> [PROBLEM DETAILS]:
Determine how many lines contain the string "Joint". Reply with that figure and nothing else.

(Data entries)
○ ○ ○
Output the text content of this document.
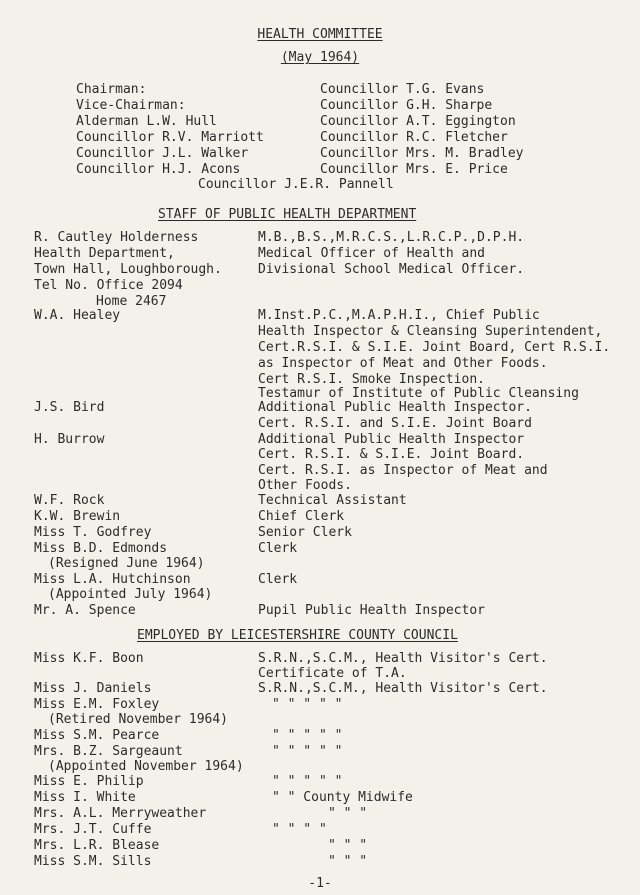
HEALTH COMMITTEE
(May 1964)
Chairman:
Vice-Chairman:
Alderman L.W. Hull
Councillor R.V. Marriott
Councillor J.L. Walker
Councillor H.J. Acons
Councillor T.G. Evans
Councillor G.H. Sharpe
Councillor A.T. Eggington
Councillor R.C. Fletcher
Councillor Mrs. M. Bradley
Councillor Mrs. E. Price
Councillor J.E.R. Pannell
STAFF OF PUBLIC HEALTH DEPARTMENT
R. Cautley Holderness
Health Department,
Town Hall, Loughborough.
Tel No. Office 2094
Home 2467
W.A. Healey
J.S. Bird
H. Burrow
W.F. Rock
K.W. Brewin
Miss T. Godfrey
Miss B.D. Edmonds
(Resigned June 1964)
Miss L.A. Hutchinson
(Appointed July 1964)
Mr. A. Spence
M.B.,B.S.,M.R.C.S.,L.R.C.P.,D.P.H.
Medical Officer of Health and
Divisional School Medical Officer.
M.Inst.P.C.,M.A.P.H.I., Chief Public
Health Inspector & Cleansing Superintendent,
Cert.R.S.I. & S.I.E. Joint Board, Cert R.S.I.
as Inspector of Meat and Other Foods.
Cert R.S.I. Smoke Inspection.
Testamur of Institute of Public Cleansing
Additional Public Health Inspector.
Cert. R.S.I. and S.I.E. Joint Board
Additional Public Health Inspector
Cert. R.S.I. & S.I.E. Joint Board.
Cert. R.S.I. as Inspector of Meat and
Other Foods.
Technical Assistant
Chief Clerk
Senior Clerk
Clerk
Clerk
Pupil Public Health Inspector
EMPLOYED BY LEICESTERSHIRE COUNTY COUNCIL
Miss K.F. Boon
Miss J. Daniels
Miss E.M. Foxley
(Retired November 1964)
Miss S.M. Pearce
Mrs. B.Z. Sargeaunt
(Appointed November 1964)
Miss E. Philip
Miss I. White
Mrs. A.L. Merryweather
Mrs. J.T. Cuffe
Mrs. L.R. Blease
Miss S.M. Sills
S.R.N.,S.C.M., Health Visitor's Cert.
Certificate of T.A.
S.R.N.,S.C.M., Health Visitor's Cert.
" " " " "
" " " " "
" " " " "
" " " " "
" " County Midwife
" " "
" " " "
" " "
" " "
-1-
○ ○ ○
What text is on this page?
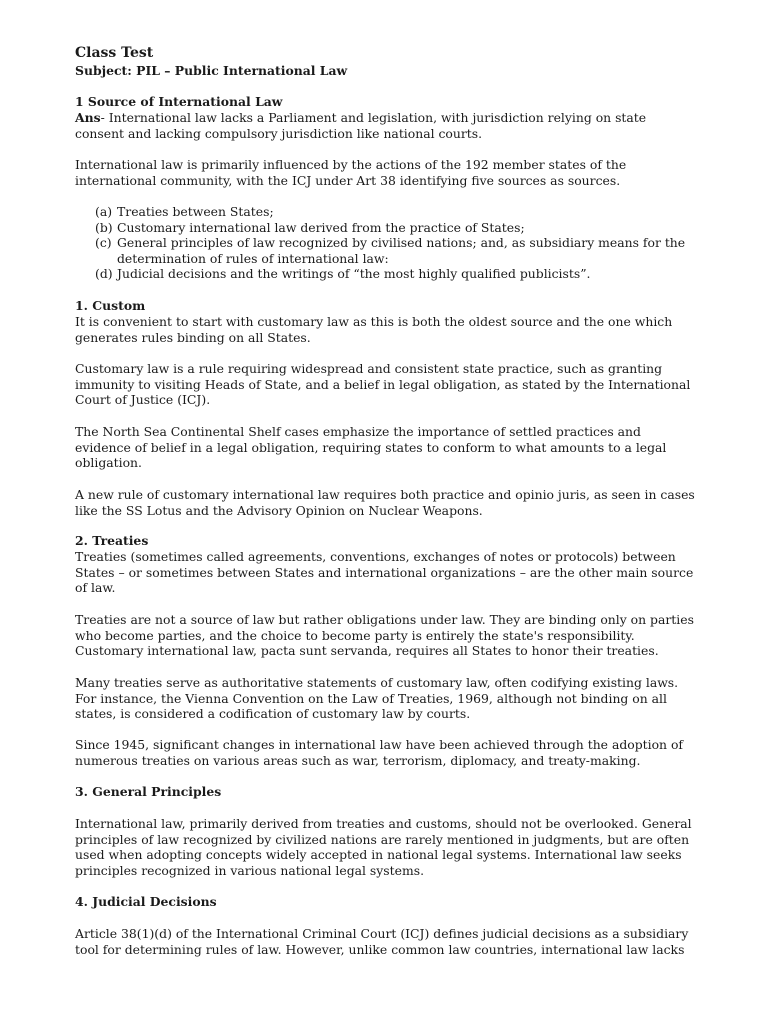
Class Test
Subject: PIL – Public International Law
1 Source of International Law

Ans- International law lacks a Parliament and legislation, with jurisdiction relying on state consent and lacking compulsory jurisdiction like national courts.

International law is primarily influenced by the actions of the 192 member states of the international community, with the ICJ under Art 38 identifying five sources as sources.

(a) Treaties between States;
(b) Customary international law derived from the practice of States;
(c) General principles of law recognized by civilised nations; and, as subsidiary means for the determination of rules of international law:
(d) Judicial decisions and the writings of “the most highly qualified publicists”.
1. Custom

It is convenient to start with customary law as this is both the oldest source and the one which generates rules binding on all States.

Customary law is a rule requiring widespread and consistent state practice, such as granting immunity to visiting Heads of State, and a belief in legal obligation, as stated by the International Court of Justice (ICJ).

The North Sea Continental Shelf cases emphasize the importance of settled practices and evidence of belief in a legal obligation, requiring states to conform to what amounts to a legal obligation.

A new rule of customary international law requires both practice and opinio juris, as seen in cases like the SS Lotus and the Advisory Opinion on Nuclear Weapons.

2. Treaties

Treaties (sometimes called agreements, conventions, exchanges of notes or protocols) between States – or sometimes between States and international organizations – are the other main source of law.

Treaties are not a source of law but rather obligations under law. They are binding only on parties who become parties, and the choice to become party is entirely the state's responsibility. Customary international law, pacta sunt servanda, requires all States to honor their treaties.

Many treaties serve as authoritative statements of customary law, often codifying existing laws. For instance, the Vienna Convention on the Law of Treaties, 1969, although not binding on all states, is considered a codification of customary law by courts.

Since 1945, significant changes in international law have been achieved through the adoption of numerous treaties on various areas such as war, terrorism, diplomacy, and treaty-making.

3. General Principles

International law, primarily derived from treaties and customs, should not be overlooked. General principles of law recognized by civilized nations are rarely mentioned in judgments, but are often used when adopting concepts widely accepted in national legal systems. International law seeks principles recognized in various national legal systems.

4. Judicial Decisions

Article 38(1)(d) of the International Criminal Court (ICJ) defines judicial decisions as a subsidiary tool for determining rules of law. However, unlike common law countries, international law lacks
○ ○ ○
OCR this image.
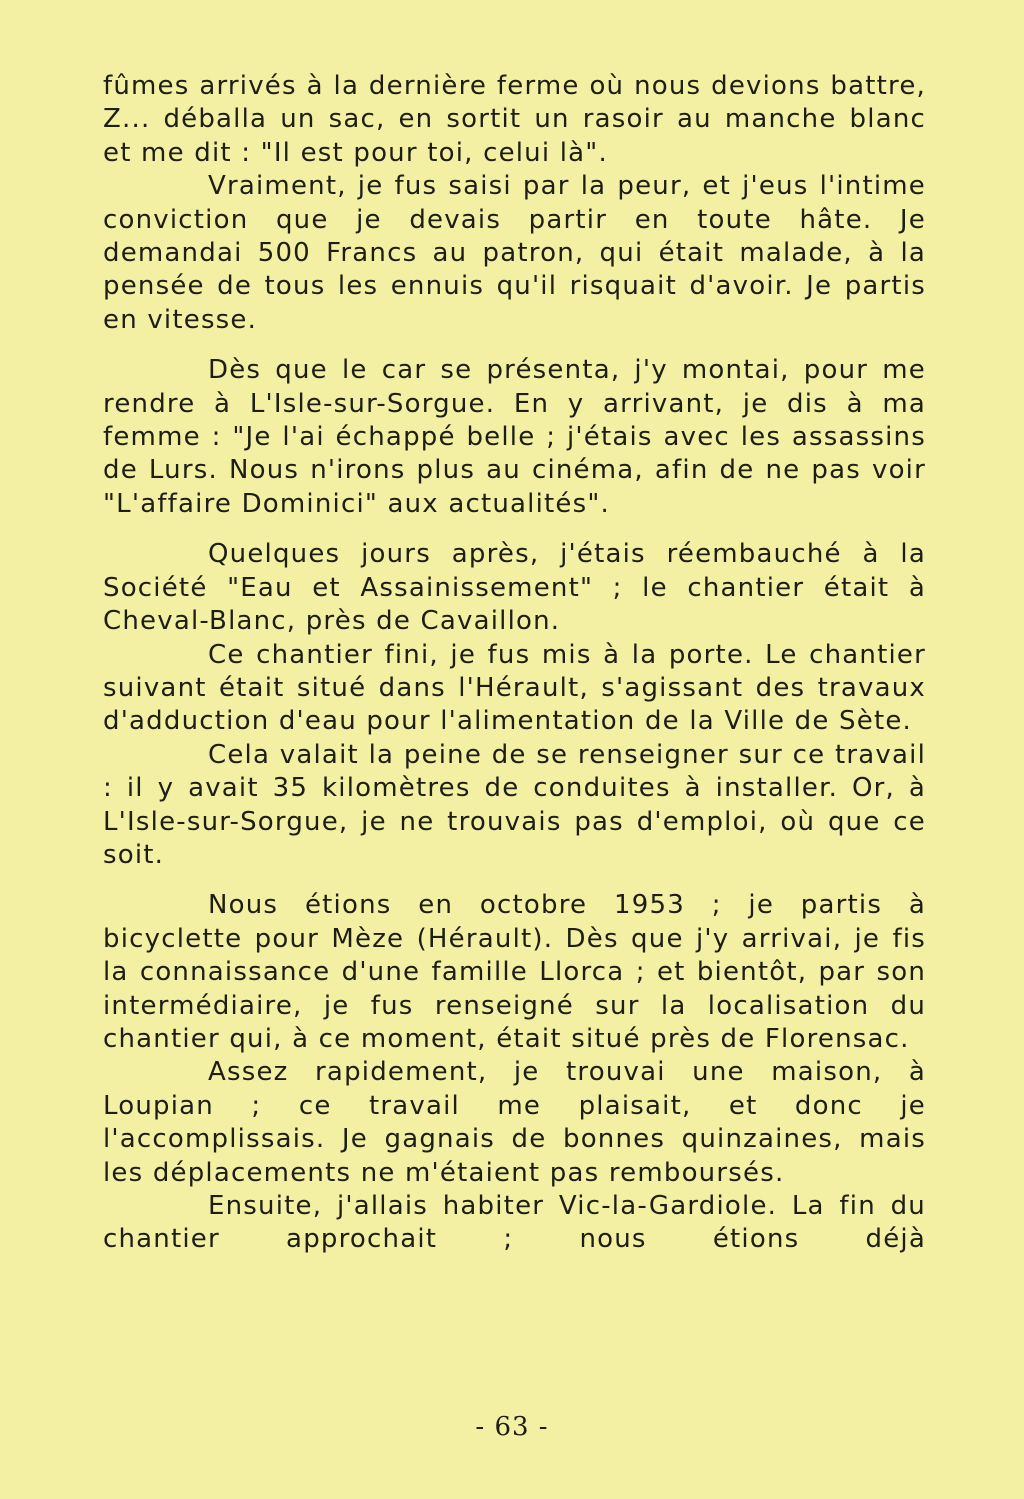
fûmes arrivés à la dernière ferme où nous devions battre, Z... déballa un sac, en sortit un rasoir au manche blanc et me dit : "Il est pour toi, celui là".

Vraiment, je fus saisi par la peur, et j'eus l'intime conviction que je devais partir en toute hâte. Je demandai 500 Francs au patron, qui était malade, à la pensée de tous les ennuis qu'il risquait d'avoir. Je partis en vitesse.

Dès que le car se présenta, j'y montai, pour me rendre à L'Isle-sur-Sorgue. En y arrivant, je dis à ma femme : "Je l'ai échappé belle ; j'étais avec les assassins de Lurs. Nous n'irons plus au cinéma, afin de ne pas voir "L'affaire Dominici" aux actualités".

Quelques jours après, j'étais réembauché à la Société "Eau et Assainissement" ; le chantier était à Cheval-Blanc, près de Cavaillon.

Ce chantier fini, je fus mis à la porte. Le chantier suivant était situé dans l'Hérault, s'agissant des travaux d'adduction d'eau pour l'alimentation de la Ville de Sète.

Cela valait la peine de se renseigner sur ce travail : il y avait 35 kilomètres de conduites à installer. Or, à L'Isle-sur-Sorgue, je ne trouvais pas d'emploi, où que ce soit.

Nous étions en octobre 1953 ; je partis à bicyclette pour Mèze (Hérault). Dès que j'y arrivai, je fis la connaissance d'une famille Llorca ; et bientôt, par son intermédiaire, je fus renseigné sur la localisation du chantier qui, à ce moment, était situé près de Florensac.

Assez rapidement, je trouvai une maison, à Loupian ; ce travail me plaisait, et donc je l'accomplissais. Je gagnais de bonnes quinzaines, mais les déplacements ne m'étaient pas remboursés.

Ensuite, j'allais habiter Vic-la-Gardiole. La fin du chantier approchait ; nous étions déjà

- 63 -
○ ○ ○
> [RESULT OF THIS EXERCISE]:
3